──────── EXERCISE INPUT
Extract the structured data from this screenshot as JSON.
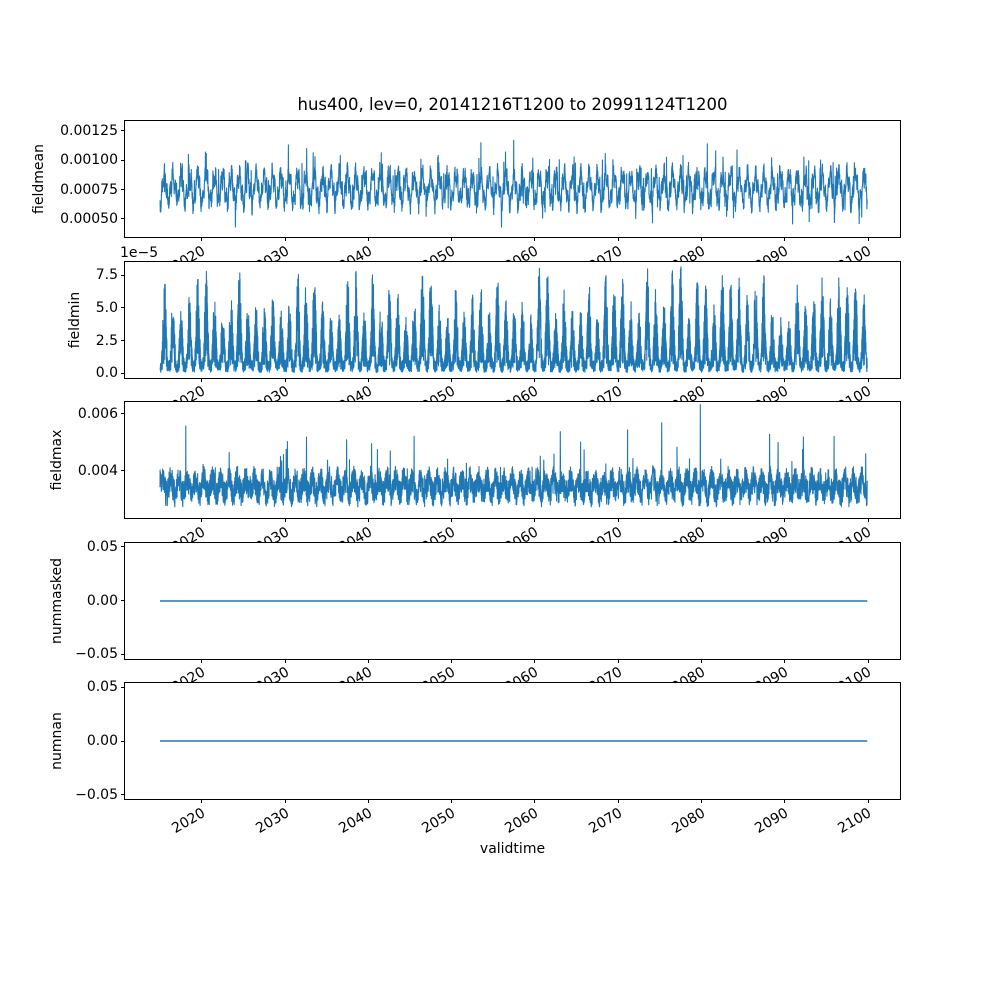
{
  "figure": {
    "title": "hus400, lev=0, 20141216T1200 to 20991124T1200",
    "background_color": "#ffffff",
    "frame_color": "#000000",
    "text_color": "#000000",
    "line_color": "#1f77b4",
    "grid": "off",
    "legend": "none"
  },
  "x_axis": {
    "label": "validtime",
    "tick_labels": [
      "2020",
      "2030",
      "2040",
      "2050",
      "2060",
      "2070",
      "2080",
      "2090",
      "2100"
    ],
    "tick_values": [
      2020,
      2030,
      2040,
      2050,
      2060,
      2070,
      2080,
      2090,
      2100
    ],
    "xlim": [
      2010.76,
      2103.84
    ],
    "data_start": 2014.96,
    "data_end": 2099.9
  },
  "chart_data": [
    {
      "type": "line",
      "ylabel": "fieldmean",
      "ylim": [
        0.000346,
        0.001335
      ],
      "yticks": [
        {
          "value": 0.0005,
          "label": "0.00050"
        },
        {
          "value": 0.00075,
          "label": "0.00075"
        },
        {
          "value": 0.001,
          "label": "0.00100"
        },
        {
          "value": 0.00125,
          "label": "0.00125"
        }
      ],
      "series": {
        "kind": "mean",
        "seed": 11,
        "step": 0.02,
        "base": 0.00076,
        "annual_amp": 0.00011,
        "fast_amp": 5.5e-05,
        "fast_freq": 3.1,
        "noise": 6.5e-05,
        "spike_up": 0.00026,
        "spike_up_p": 0.035,
        "spike_dn": 0.00019,
        "spike_dn_p": 0.022,
        "clamp": [
          0.00043,
          0.00131
        ]
      },
      "summary": "dense annual oscillation, mean ~0.00075, band 0.0006-0.0009, spikes 0.00043-0.0013"
    },
    {
      "type": "line",
      "ylabel": "fieldmin",
      "offset_label": "1e−5",
      "scale": 1e-05,
      "ylim": [
        -0.33,
        8.55
      ],
      "yticks": [
        {
          "value": 0.0,
          "label": "0.0"
        },
        {
          "value": 2.5,
          "label": "2.5"
        },
        {
          "value": 5.0,
          "label": "5.0"
        },
        {
          "value": 7.5,
          "label": "7.5"
        }
      ],
      "series": {
        "kind": "min",
        "seed": 22,
        "step": 0.012,
        "base": 1.0,
        "floor": 0.08,
        "peak_min": 3.4,
        "peak_max": 7.6,
        "peak_exp": 2.2
      },
      "summary": "annual spike train (units 1e-5): peaks ~4-8, baseline near 0"
    },
    {
      "type": "line",
      "ylabel": "fieldmax",
      "ylim": [
        0.00235,
        0.00642
      ],
      "yticks": [
        {
          "value": 0.004,
          "label": "0.004"
        },
        {
          "value": 0.006,
          "label": "0.006"
        }
      ],
      "series": {
        "kind": "max",
        "seed": 33,
        "step": 0.02,
        "base": 0.00345,
        "annual_amp": 0.00026,
        "noise": 0.00046,
        "spike": 0.0017,
        "spike_p": 0.02,
        "clamp": [
          0.00262,
          0.00636
        ],
        "big_spike_t": 2079.85,
        "big_spike_v": 0.00633
      },
      "summary": "noisy band ~0.003-0.0045 with spikes to ~0.0064 near 2080"
    },
    {
      "type": "line",
      "ylabel": "nummasked",
      "ylim": [
        -0.054,
        0.054
      ],
      "yticks": [
        {
          "value": -0.05,
          "label": "−0.05"
        },
        {
          "value": 0.0,
          "label": "0.00"
        },
        {
          "value": 0.05,
          "label": "0.05"
        }
      ],
      "series": {
        "kind": "flat",
        "value": 0
      },
      "summary": "constant 0 over full period"
    },
    {
      "type": "line",
      "ylabel": "numnan",
      "ylim": [
        -0.054,
        0.054
      ],
      "yticks": [
        {
          "value": -0.05,
          "label": "−0.05"
        },
        {
          "value": 0.0,
          "label": "0.00"
        },
        {
          "value": 0.05,
          "label": "0.05"
        }
      ],
      "series": {
        "kind": "flat",
        "value": 0
      },
      "summary": "constant 0 over full period"
    }
  ]
}
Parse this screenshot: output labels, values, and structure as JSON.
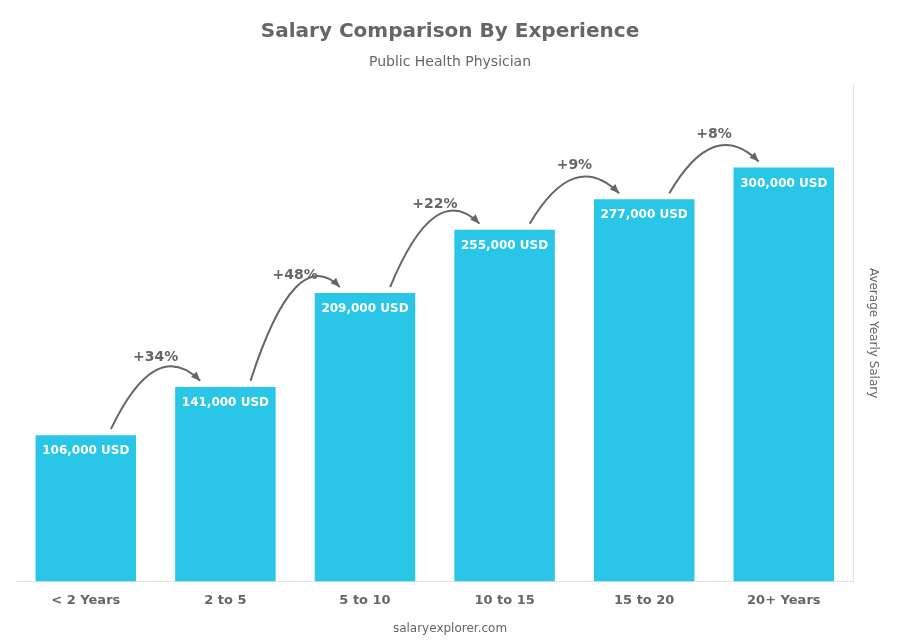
{
  "chart_data": {
    "type": "bar",
    "title": "Salary Comparison By Experience",
    "subtitle": "Public Health Physician",
    "categories": [
      "< 2 Years",
      "2 to 5",
      "5 to 10",
      "10 to 15",
      "15 to 20",
      "20+ Years"
    ],
    "values": [
      106000,
      141000,
      209000,
      255000,
      277000,
      300000
    ],
    "value_labels": [
      "106,000 USD",
      "141,000 USD",
      "209,000 USD",
      "255,000 USD",
      "277,000 USD",
      "300,000 USD"
    ],
    "data_labels": true,
    "color": "#29C6E8",
    "ylim": [
      0,
      360000
    ],
    "ylabel": "Average Yearly Salary",
    "tick_labels": "x",
    "grid": false,
    "annotations": [
      "+34%",
      "+48%",
      "+22%",
      "+9%",
      "+8%"
    ],
    "footer": "salaryexplorer.com"
  }
}
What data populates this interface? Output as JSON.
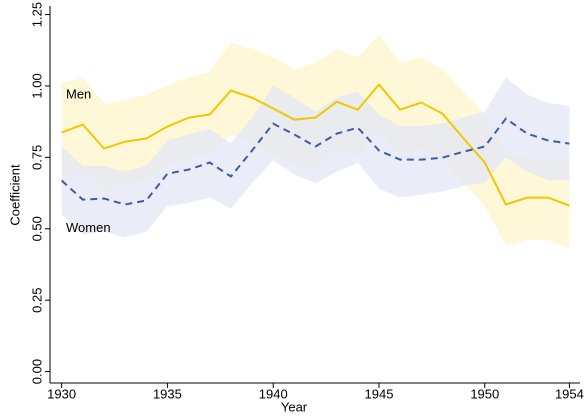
{
  "chart_data": {
    "type": "line",
    "x_label": "Year",
    "y_label": "Coefficient",
    "x": [
      1930,
      1931,
      1932,
      1933,
      1934,
      1935,
      1936,
      1937,
      1938,
      1939,
      1940,
      1941,
      1942,
      1943,
      1944,
      1945,
      1946,
      1947,
      1948,
      1949,
      1950,
      1951,
      1952,
      1953,
      1954
    ],
    "series": [
      {
        "name": "Men",
        "color": "#f0c800",
        "band_color": "#fdf6cc",
        "dashed": false,
        "values": [
          0.837,
          0.865,
          0.781,
          0.805,
          0.816,
          0.858,
          0.889,
          0.9,
          0.984,
          0.959,
          0.921,
          0.882,
          0.889,
          0.945,
          0.917,
          1.005,
          0.917,
          0.942,
          0.903,
          0.816,
          0.732,
          0.585,
          0.609,
          0.609,
          0.581
        ],
        "upper": [
          1.01,
          1.03,
          0.94,
          0.95,
          0.97,
          1.0,
          1.03,
          1.05,
          1.15,
          1.13,
          1.1,
          1.06,
          1.08,
          1.13,
          1.1,
          1.18,
          1.08,
          1.1,
          1.06,
          0.98,
          0.9,
          0.76,
          0.75,
          0.74,
          0.74
        ],
        "lower": [
          0.68,
          0.7,
          0.63,
          0.66,
          0.67,
          0.72,
          0.75,
          0.76,
          0.83,
          0.8,
          0.76,
          0.72,
          0.72,
          0.78,
          0.75,
          0.84,
          0.76,
          0.78,
          0.74,
          0.66,
          0.58,
          0.44,
          0.46,
          0.46,
          0.43
        ]
      },
      {
        "name": "Women",
        "color": "#3f5ba8",
        "band_color": "#e3e7f4",
        "dashed": true,
        "values": [
          0.669,
          0.602,
          0.606,
          0.585,
          0.599,
          0.693,
          0.707,
          0.732,
          0.683,
          0.774,
          0.868,
          0.83,
          0.788,
          0.833,
          0.854,
          0.774,
          0.742,
          0.742,
          0.749,
          0.77,
          0.788,
          0.886,
          0.833,
          0.809,
          0.798
        ],
        "upper": [
          0.79,
          0.72,
          0.72,
          0.7,
          0.72,
          0.81,
          0.83,
          0.85,
          0.8,
          0.89,
          1.0,
          0.96,
          0.91,
          0.96,
          0.98,
          0.9,
          0.86,
          0.86,
          0.87,
          0.89,
          0.91,
          1.03,
          0.97,
          0.94,
          0.93
        ],
        "lower": [
          0.55,
          0.48,
          0.49,
          0.47,
          0.49,
          0.58,
          0.59,
          0.61,
          0.57,
          0.66,
          0.74,
          0.69,
          0.66,
          0.7,
          0.73,
          0.64,
          0.61,
          0.62,
          0.63,
          0.65,
          0.66,
          0.75,
          0.7,
          0.67,
          0.67
        ]
      }
    ],
    "xlim": [
      1929.45,
      1954.5
    ],
    "ylim": [
      -0.04,
      1.28
    ],
    "xticks": [
      1930,
      1935,
      1940,
      1945,
      1950,
      1954
    ],
    "yticks": [
      {
        "value": 0,
        "label": "0.00"
      },
      {
        "value": 0.25,
        "label": "0.25"
      },
      {
        "value": 0.5,
        "label": "0.50"
      },
      {
        "value": 0.75,
        "label": "0.75"
      },
      {
        "value": 1,
        "label": "1.00"
      },
      {
        "value": 1.25,
        "label": "1.25"
      }
    ]
  }
}
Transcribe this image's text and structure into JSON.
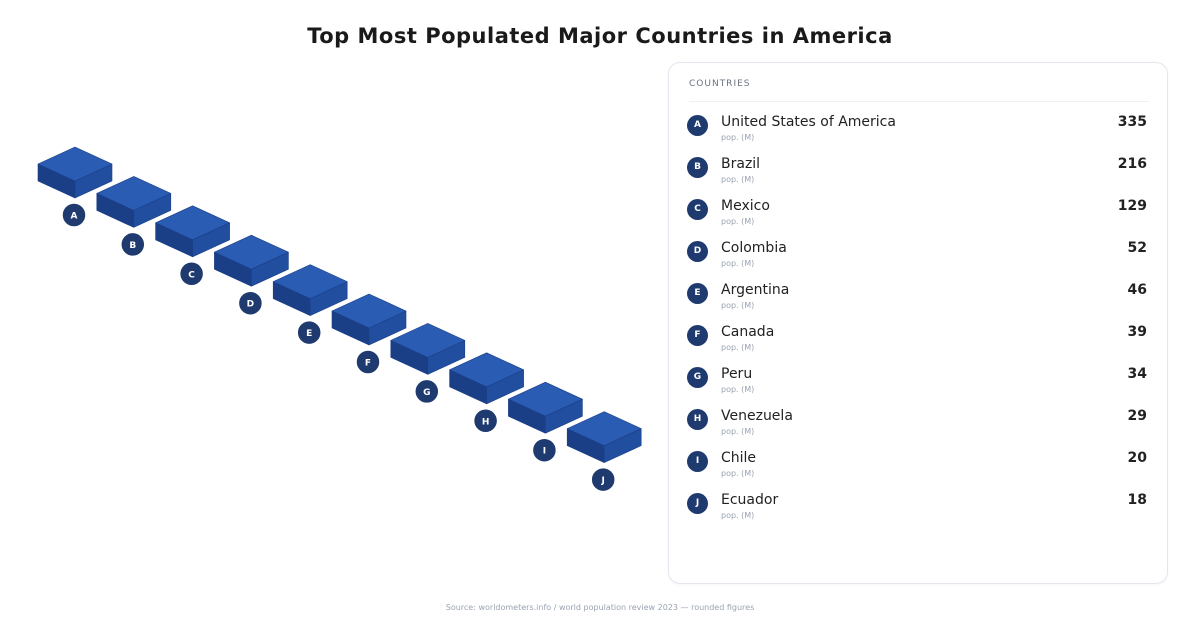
{
  "title": "Top Most Populated Major Countries in America",
  "panel": {
    "header": "COUNTRIES"
  },
  "footer": "Source: worldometers.info / world population review 2023 — rounded figures",
  "colors": {
    "block_top": "#2b5cb3",
    "block_left": "#1a3f86",
    "block_right": "#214e9e",
    "badge": "#1e3a6e"
  },
  "chart_data": {
    "type": "bar",
    "title": "Top Most Populated Major Countries in America",
    "categories": [
      "A",
      "B",
      "C",
      "D",
      "E",
      "F",
      "G",
      "H",
      "I",
      "J"
    ],
    "rows": [
      {
        "badge": "A",
        "name": "United States of America",
        "sub": "pop. (M)",
        "value": 335
      },
      {
        "badge": "B",
        "name": "Brazil",
        "sub": "pop. (M)",
        "value": 216
      },
      {
        "badge": "C",
        "name": "Mexico",
        "sub": "pop. (M)",
        "value": 129
      },
      {
        "badge": "D",
        "name": "Colombia",
        "sub": "pop. (M)",
        "value": 52
      },
      {
        "badge": "E",
        "name": "Argentina",
        "sub": "pop. (M)",
        "value": 46
      },
      {
        "badge": "F",
        "name": "Canada",
        "sub": "pop. (M)",
        "value": 39
      },
      {
        "badge": "G",
        "name": "Peru",
        "sub": "pop. (M)",
        "value": 34
      },
      {
        "badge": "H",
        "name": "Venezuela",
        "sub": "pop. (M)",
        "value": 29
      },
      {
        "badge": "I",
        "name": "Chile",
        "sub": "pop. (M)",
        "value": 20
      },
      {
        "badge": "J",
        "name": "Ecuador",
        "sub": "pop. (M)",
        "value": 18
      }
    ]
  }
}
────────────────
Go through the records and gather the lines that hold "summary".

      "summary": "dense annual oscillation, mean ~0.00075, band 0.0006-0.0009, spikes 0.00043-0.0013"
      "summary": "annual spike train (units 1e-5): peaks ~4-8, baseline near 0"
      "summary": "noisy band ~0.003-0.0045 with spikes to ~0.0064 near 2080"
      "summary": "constant 0 over full period"
      "summary": "constant 0 over full period"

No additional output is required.